Almost every one of us has used a hammer (or a wrench, a pair of pliers, or even a rock in lieu of one), but who ever gave a thought to the history of the ubiquitous little tool? Not me, I know. Of course we all have vague images of crude stone hammers in our heads, but we’re accustomed to the really good ones available today. When a fellow uses a modern one all he has to worry about is hitting his thumb (I worked as a carpenter’s helper for a while as a teen-ager and one of the old-timers told me that a man couldn’t claim to be a carpenter until he’d lost his thumbnail three times) and not that the hammer head will fly off and bonk a co-worker on the noggin.

A couple of hundred years ago if you wanted a new hammer you went to the local blacksmith and had him make one for you. Depending upon his skill the hammer may or may not have been well balanced and/or tempered properly. Then it was up to you to whittle and fit a handle and secure it somehow to the hammer head, not an easy task.

It seems there are two men, both of them blacksmiths, who vie for the honor of being the first really good hammer makers in this country. One, David Maydole, was born in Scoharie County, NY in 1807 and was apprenticed to a blacksmith when fifteen. Maydole made his own hammers and while using them in his shop noticed that the heads would sometimes fly off the handles, or they would be too soft and mushroom, or else be too hard and split. He worked and experimented and finally by the early 1840s had solved these problems. He’d learned how to properly temper the heads for both strength and resilience, and after contemplating the extended eye of an adz, applied the same principle to a hammer by adding a tapered neck to the head that allowed the handle to be firmly wedged inside the head.

--

REQUIRED ACTION 1:
List the problems Maydole noticed with his hammers, as given in the hammer history text.
REQUIRED ACTION 2:
According to the hammer history text, at what age was David Maydole apprenticed to a blacksmith?
REQUIRED ACTION 3:
Decide whether each statement agrees with the hammer history text. Answer yes or no and quote the words that decide it.
(a) David Maydole was born in Scoharie County, NY.
(b) A couple of hundred years ago, the blacksmith who made a hammer also fitted its handle.
(c) Maydole had solved his hammer problems by the early 1850s.

--

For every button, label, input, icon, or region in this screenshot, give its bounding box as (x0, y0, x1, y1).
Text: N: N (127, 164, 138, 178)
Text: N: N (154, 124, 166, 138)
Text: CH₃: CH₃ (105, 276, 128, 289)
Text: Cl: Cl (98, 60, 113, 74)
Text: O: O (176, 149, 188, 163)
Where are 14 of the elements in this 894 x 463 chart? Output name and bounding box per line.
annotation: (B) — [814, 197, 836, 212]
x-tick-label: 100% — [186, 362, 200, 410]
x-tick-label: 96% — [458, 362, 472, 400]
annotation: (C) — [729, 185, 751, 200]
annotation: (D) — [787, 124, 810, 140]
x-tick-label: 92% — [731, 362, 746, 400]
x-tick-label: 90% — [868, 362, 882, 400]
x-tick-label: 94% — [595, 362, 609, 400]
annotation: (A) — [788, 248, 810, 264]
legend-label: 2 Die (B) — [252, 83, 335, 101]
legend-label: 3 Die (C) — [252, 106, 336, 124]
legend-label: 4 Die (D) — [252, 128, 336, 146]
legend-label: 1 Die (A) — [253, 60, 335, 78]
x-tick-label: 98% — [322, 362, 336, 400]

--

WRITTEN RESPONSE 1:
- The heads would sometimes fly off the handles.
- The heads would be too soft and mushroom.
- The heads would be too hard and split.

WRITTEN RESPONSE 2:
Fifteen.

WRITTEN RESPONSE 3:
(a) Yes: "was born in Scoharie County, NY in 1807"
(b) No: "Then it was up to you to whittle and fit a handle and secure it somehow to the hammer head"
(c) No: "finally by the early 1840s had solved these problems"